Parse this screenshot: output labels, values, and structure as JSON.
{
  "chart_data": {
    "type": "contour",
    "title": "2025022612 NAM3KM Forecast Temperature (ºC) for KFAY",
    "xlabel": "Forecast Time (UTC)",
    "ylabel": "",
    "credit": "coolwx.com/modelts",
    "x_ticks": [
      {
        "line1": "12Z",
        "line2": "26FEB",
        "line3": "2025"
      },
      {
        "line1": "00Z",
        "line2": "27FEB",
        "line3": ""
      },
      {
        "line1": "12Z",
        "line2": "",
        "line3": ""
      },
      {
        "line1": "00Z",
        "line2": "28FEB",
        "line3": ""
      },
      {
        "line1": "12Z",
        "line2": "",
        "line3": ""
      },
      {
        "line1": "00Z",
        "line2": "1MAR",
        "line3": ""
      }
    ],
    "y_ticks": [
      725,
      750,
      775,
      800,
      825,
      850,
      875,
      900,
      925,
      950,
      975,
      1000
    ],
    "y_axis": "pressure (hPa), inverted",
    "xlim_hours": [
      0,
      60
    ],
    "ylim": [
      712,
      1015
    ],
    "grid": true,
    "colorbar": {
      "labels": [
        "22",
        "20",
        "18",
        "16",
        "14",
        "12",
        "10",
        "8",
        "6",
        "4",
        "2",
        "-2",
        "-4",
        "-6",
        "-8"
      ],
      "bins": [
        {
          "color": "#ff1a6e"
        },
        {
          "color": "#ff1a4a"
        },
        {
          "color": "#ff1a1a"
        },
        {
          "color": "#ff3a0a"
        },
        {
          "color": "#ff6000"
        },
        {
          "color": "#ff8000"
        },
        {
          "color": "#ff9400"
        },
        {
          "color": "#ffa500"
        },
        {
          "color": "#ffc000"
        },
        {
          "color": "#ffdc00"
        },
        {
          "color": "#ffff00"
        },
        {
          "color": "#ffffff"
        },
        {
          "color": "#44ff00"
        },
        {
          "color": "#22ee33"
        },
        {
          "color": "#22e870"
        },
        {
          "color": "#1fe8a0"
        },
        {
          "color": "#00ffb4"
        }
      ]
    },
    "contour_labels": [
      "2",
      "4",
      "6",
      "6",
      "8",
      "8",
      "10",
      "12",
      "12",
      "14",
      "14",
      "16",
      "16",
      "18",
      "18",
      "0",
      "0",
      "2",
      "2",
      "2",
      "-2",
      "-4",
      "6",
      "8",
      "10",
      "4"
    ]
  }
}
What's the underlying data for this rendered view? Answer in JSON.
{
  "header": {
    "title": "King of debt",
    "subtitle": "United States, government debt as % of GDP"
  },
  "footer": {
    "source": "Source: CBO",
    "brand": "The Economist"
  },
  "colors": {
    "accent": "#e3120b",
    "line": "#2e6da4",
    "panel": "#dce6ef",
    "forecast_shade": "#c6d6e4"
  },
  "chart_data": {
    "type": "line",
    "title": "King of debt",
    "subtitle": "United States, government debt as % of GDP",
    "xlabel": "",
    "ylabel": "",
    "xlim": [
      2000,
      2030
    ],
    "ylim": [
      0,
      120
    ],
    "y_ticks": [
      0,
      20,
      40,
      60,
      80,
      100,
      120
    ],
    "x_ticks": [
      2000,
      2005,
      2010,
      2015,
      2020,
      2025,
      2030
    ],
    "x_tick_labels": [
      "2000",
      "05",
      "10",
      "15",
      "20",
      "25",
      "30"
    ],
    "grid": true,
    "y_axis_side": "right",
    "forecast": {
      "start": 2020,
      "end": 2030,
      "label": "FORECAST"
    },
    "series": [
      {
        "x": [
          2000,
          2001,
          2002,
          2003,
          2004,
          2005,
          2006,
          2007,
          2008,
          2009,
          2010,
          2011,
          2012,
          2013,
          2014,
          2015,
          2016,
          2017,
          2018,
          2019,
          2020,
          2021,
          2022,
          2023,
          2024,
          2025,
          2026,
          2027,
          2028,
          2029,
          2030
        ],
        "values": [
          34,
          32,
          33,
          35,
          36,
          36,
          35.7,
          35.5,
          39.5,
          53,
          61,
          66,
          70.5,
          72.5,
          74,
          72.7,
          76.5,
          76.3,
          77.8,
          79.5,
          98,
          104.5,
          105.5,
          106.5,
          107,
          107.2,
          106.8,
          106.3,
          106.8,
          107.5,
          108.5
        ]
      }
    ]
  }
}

______

Task prompt:
Repeat exactly the lines above, starting with the line that contains "What's the underlying" and ending with the last line, both included, and nothing else.

Completed task:
What's the underlying data for this rendered view? Answer in JSON.
{
  "header": {
    "title": "King of debt",
    "subtitle": "United States, government debt as % of GDP"
  },
  "footer": {
    "source": "Source: CBO",
    "brand": "The Economist"
  },
  "colors": {
    "accent": "#e3120b",
    "line": "#2e6da4",
    "panel": "#dce6ef",
    "forecast_shade": "#c6d6e4"
  },
  "chart_data": {
    "type": "line",
    "title": "King of debt",
    "subtitle": "United States, government debt as % of GDP",
    "xlabel": "",
    "ylabel": "",
    "xlim": [
      2000,
      2030
    ],
    "ylim": [
      0,
      120
    ],
    "y_ticks": [
      0,
      20,
      40,
      60,
      80,
      100,
      120
    ],
    "x_ticks": [
      2000,
      2005,
      2010,
      2015,
      2020,
      2025,
      2030
    ],
    "x_tick_labels": [
      "2000",
      "05",
      "10",
      "15",
      "20",
      "25",
      "30"
    ],
    "grid": true,
    "y_axis_side": "right",
    "forecast": {
      "start": 2020,
      "end": 2030,
      "label": "FORECAST"
    },
    "series": [
      {
        "x": [
          2000,
          2001,
          2002,
          2003,
          2004,
          2005,
          2006,
          2007,
          2008,
          2009,
          2010,
          2011,
          2012,
          2013,
          2014,
          2015,
          2016,
          2017,
          2018,
          2019,
          2020,
          2021,
          2022,
          2023,
          2024,
          2025,
          2026,
          2027,
          2028,
          2029,
          2030
        ],
        "values": [
          34,
          32,
          33,
          35,
          36,
          36,
          35.7,
          35.5,
          39.5,
          53,
          61,
          66,
          70.5,
          72.5,
          74,
          72.7,
          76.5,
          76.3,
          77.8,
          79.5,
          98,
          104.5,
          105.5,
          106.5,
          107,
          107.2,
          106.8,
          106.3,
          106.8,
          107.5,
          108.5
        ]
      }
    ]
  }
}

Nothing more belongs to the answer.